(Stored items from a collection)
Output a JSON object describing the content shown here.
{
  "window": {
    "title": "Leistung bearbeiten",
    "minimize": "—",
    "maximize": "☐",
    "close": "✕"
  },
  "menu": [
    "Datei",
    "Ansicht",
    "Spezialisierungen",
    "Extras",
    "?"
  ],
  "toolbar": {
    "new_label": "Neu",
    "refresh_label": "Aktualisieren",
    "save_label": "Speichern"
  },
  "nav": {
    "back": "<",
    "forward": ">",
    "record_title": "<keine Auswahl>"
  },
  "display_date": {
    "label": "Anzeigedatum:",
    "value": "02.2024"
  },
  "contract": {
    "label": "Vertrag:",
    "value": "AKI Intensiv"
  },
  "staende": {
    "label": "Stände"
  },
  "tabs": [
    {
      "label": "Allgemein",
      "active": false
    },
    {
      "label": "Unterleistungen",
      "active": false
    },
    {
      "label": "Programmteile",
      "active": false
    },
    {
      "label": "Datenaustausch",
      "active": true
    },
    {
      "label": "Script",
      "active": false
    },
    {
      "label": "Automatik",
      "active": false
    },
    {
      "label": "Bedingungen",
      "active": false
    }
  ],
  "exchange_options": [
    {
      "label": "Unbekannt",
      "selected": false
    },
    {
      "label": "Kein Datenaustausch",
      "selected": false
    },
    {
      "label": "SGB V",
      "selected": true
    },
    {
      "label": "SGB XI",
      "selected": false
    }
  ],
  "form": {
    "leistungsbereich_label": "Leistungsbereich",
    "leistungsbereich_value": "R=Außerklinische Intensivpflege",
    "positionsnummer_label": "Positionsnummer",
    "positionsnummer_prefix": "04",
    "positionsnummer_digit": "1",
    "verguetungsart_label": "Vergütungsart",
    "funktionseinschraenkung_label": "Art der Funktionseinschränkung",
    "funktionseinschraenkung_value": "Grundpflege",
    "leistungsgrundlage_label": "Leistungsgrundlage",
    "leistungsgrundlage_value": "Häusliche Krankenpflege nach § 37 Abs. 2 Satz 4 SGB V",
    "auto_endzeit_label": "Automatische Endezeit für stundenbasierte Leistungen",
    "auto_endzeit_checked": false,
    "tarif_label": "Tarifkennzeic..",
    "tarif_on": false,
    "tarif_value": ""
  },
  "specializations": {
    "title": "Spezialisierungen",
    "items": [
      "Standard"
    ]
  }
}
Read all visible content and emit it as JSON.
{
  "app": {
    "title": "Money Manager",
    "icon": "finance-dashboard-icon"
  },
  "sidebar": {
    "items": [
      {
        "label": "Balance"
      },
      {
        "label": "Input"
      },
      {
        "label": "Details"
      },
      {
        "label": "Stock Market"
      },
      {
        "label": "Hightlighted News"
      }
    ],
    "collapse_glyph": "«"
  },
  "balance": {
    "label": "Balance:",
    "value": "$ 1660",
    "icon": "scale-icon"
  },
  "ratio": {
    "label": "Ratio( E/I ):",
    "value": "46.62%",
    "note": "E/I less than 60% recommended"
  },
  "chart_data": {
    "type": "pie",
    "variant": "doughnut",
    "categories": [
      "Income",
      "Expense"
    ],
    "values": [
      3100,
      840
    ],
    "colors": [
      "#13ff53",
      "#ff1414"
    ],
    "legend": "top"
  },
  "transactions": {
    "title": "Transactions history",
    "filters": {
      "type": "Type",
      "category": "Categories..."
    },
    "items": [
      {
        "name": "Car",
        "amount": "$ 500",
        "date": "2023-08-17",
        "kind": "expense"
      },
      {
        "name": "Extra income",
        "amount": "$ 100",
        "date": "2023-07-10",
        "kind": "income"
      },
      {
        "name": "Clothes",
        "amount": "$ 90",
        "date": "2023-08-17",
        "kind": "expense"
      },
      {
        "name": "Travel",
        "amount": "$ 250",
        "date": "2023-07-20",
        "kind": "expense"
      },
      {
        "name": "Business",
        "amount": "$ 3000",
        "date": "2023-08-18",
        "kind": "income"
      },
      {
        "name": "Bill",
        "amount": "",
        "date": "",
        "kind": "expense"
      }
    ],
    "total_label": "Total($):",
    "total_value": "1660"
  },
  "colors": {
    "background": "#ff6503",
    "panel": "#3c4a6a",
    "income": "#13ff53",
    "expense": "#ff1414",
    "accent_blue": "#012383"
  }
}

◆ Goal
Which lines above hold the word "name"? Copy each of them.

◆ Exercise output
        "name": "Car",
        "name": "Extra income",
        "name": "Clothes",
        "name": "Travel",
        "name": "Business",
        "name": "Bill",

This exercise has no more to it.